§ Exercise brief
Keep the images out and copy every entry below exactly.

§ Dataset extract
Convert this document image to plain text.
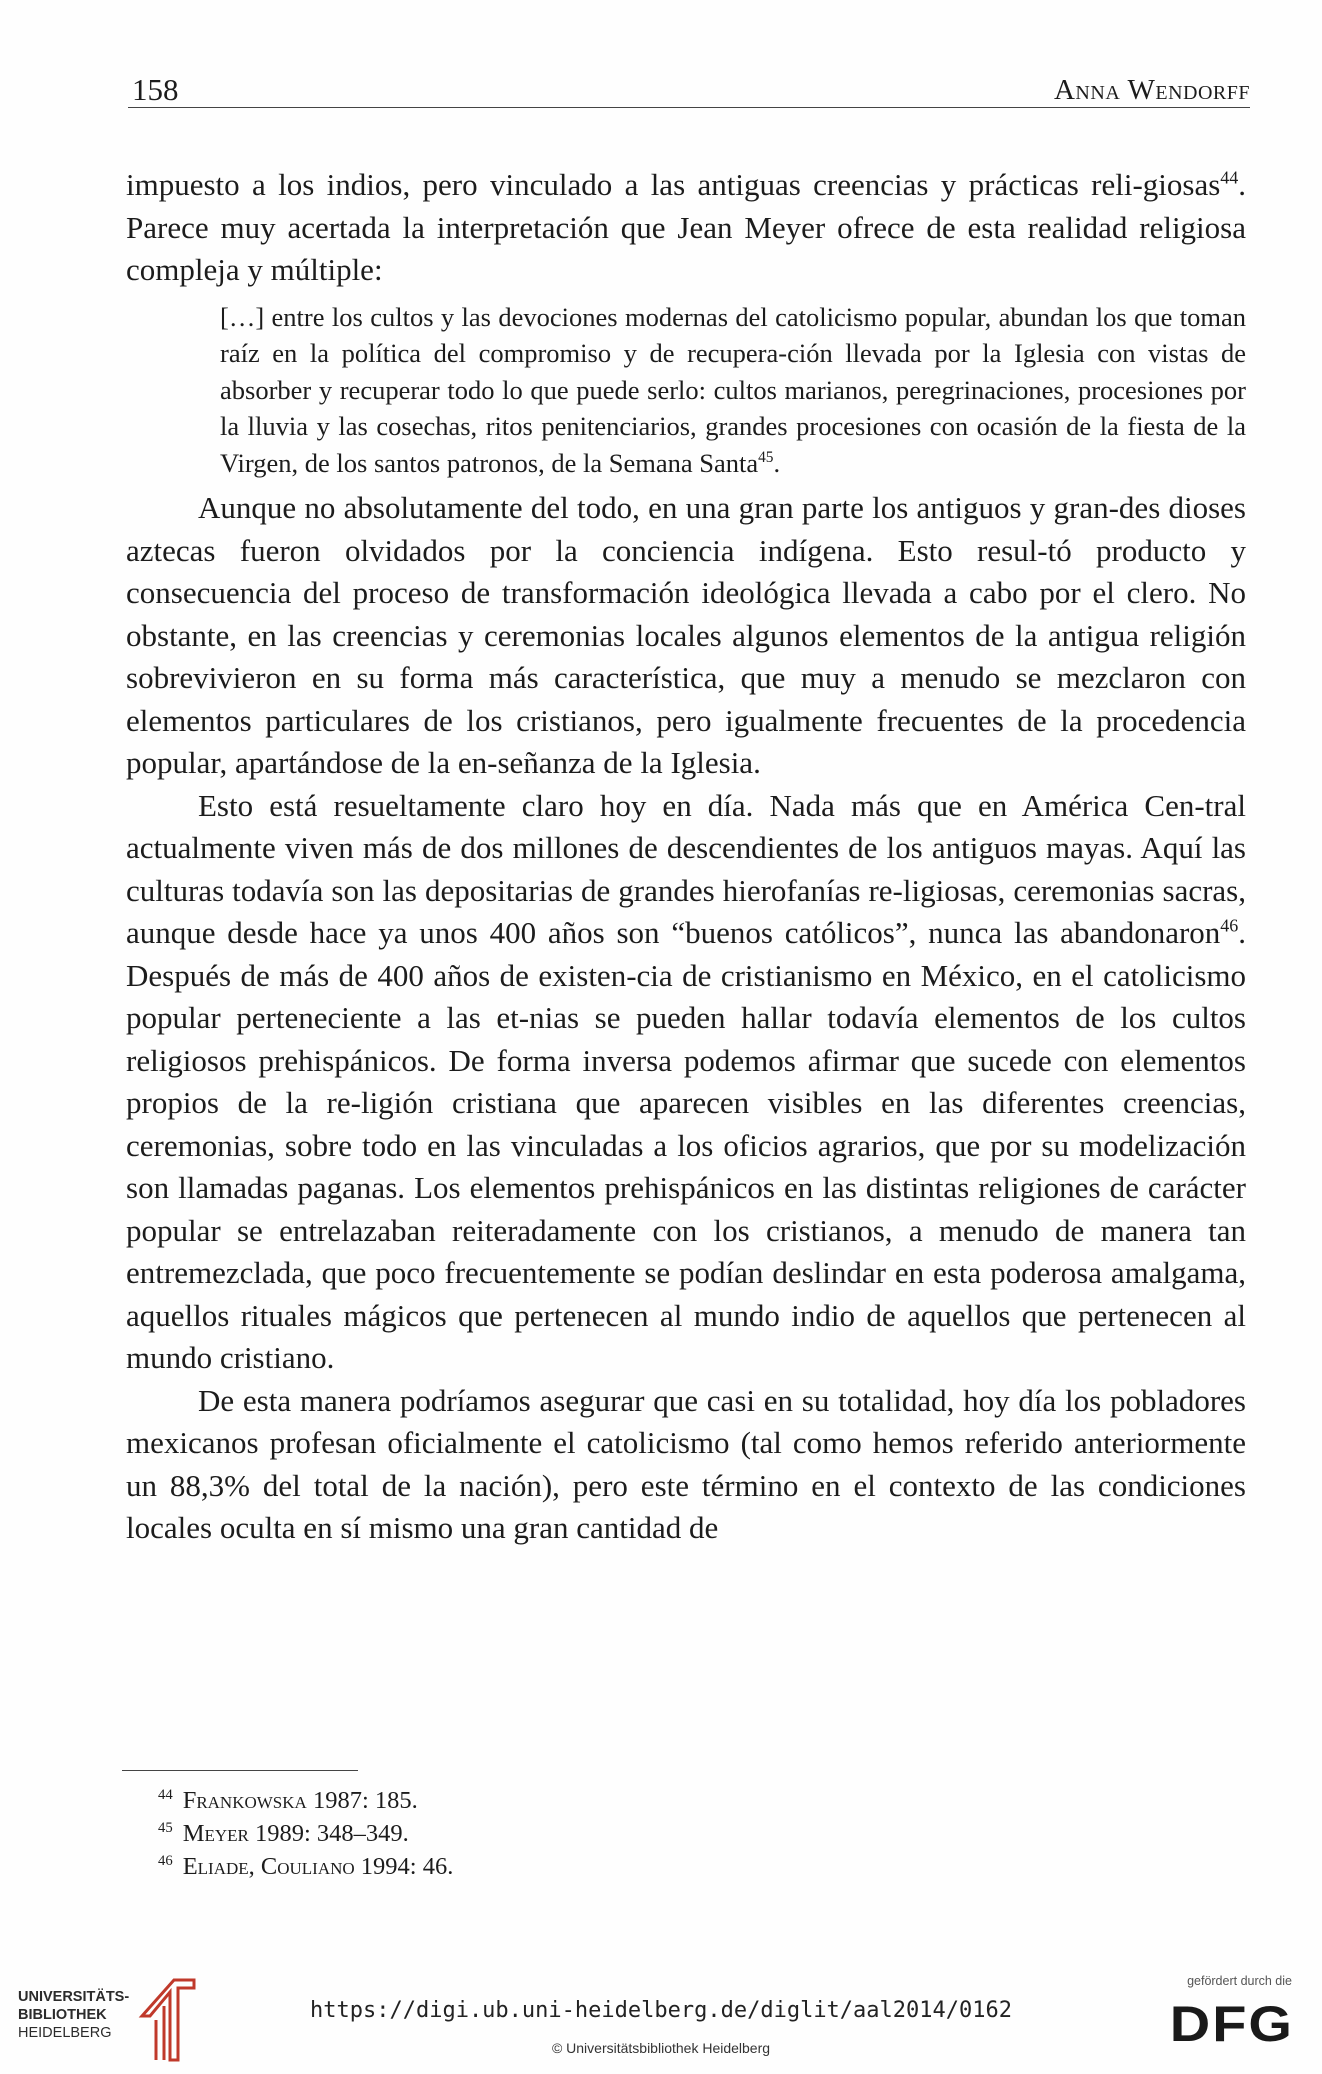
158	Anna Wendorff

impuesto a los indios, pero vinculado a las antiguas creencias y prácticas reli-giosas$^{44}$. Parece muy acertada la interpretación que Jean Meyer ofrece de esta realidad religiosa compleja y múltiple:

[…] entre los cultos y las devociones modernas del catolicismo popular, abundan los que toman raíz en la política del compromiso y de recupera-ción llevada por la Iglesia con vistas de absorber y recuperar todo lo que puede serlo: cultos marianos, peregrinaciones, procesiones por la lluvia y las cosechas, ritos penitenciarios, grandes procesiones con ocasión de la fiesta de la Virgen, de los santos patronos, de la Semana Santa$^{45}$.

Aunque no absolutamente del todo, en una gran parte los antiguos y gran-des dioses aztecas fueron olvidados por la conciencia indígena. Esto resul-tó producto y consecuencia del proceso de transformación ideológica llevada a cabo por el clero. No obstante, en las creencias y ceremonias locales algunos elementos de la antigua religión sobrevivieron en su forma más característica, que muy a menudo se mezclaron con elementos particulares de los cristianos, pero igualmente frecuentes de la procedencia popular, apartándose de la en-señanza de la Iglesia.

Esto está resueltamente claro hoy en día. Nada más que en América Cen-tral actualmente viven más de dos millones de descendientes de los antiguos mayas. Aquí las culturas todavía son las depositarias de grandes hierofanías re-ligiosas, ceremonias sacras, aunque desde hace ya unos 400 años son “buenos católicos”, nunca las abandonaron$^{46}$. Después de más de 400 años de existen-cia de cristianismo en México, en el catolicismo popular perteneciente a las et-nias se pueden hallar todavía elementos de los cultos religiosos prehispánicos. De forma inversa podemos afirmar que sucede con elementos propios de la re-ligión cristiana que aparecen visibles en las diferentes creencias, ceremonias, sobre todo en las vinculadas a los oficios agrarios, que por su modelización son llamadas paganas. Los elementos prehispánicos en las distintas religiones de carácter popular se entrelazaban reiteradamente con los cristianos, a menudo de manera tan entremezclada, que poco frecuentemente se podían deslindar en esta poderosa amalgama, aquellos rituales mágicos que pertenecen al mundo indio de aquellos que pertenecen al mundo cristiano.

De esta manera podríamos asegurar que casi en su totalidad, hoy día los pobladores mexicanos profesan oficialmente el catolicismo (tal como hemos referido anteriormente un 88,3% del total de la nación), pero este término en el contexto de las condiciones locales oculta en sí mismo una gran cantidad de

$^{44}$ Frankowska 1987: 185.
$^{45}$ Meyer 1989: 348–349.
$^{46}$ Eliade, Couliano 1994: 46.
UNIVERSITÄTS-
BIBLIOTHEK
HEIDELBERG
https://digi.ub.uni-heidelberg.de/diglit/aal2014/0162
© Universitätsbibliothek Heidelberg
gefördert durch die
DFG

§ Worked solution
Convert this document image to plain text.
158	Anna Wendorff

impuesto a los indios, pero vinculado a las antiguas creencias y prácticas reli-giosas$^{44}$. Parece muy acertada la interpretación que Jean Meyer ofrece de esta realidad religiosa compleja y múltiple:

[…] entre los cultos y las devociones modernas del catolicismo popular, abundan los que toman raíz en la política del compromiso y de recupera-ción llevada por la Iglesia con vistas de absorber y recuperar todo lo que puede serlo: cultos marianos, peregrinaciones, procesiones por la lluvia y las cosechas, ritos penitenciarios, grandes procesiones con ocasión de la fiesta de la Virgen, de los santos patronos, de la Semana Santa$^{45}$.

Aunque no absolutamente del todo, en una gran parte los antiguos y gran-des dioses aztecas fueron olvidados por la conciencia indígena. Esto resul-tó producto y consecuencia del proceso de transformación ideológica llevada a cabo por el clero. No obstante, en las creencias y ceremonias locales algunos elementos de la antigua religión sobrevivieron en su forma más característica, que muy a menudo se mezclaron con elementos particulares de los cristianos, pero igualmente frecuentes de la procedencia popular, apartándose de la en-señanza de la Iglesia.

Esto está resueltamente claro hoy en día. Nada más que en América Cen-tral actualmente viven más de dos millones de descendientes de los antiguos mayas. Aquí las culturas todavía son las depositarias de grandes hierofanías re-ligiosas, ceremonias sacras, aunque desde hace ya unos 400 años son “buenos católicos”, nunca las abandonaron$^{46}$. Después de más de 400 años de existen-cia de cristianismo en México, en el catolicismo popular perteneciente a las et-nias se pueden hallar todavía elementos de los cultos religiosos prehispánicos. De forma inversa podemos afirmar que sucede con elementos propios de la re-ligión cristiana que aparecen visibles en las diferentes creencias, ceremonias, sobre todo en las vinculadas a los oficios agrarios, que por su modelización son llamadas paganas. Los elementos prehispánicos en las distintas religiones de carácter popular se entrelazaban reiteradamente con los cristianos, a menudo de manera tan entremezclada, que poco frecuentemente se podían deslindar en esta poderosa amalgama, aquellos rituales mágicos que pertenecen al mundo indio de aquellos que pertenecen al mundo cristiano.

De esta manera podríamos asegurar que casi en su totalidad, hoy día los pobladores mexicanos profesan oficialmente el catolicismo (tal como hemos referido anteriormente un 88,3% del total de la nación), pero este término en el contexto de las condiciones locales oculta en sí mismo una gran cantidad de

$^{44}$ Frankowska 1987: 185.
$^{45}$ Meyer 1989: 348–349.
$^{46}$ Eliade, Couliano 1994: 46.
UNIVERSITÄTS-
BIBLIOTHEK
HEIDELBERG
https://digi.ub.uni-heidelberg.de/diglit/aal2014/0162
© Universitätsbibliothek Heidelberg
gefördert durch die
DFG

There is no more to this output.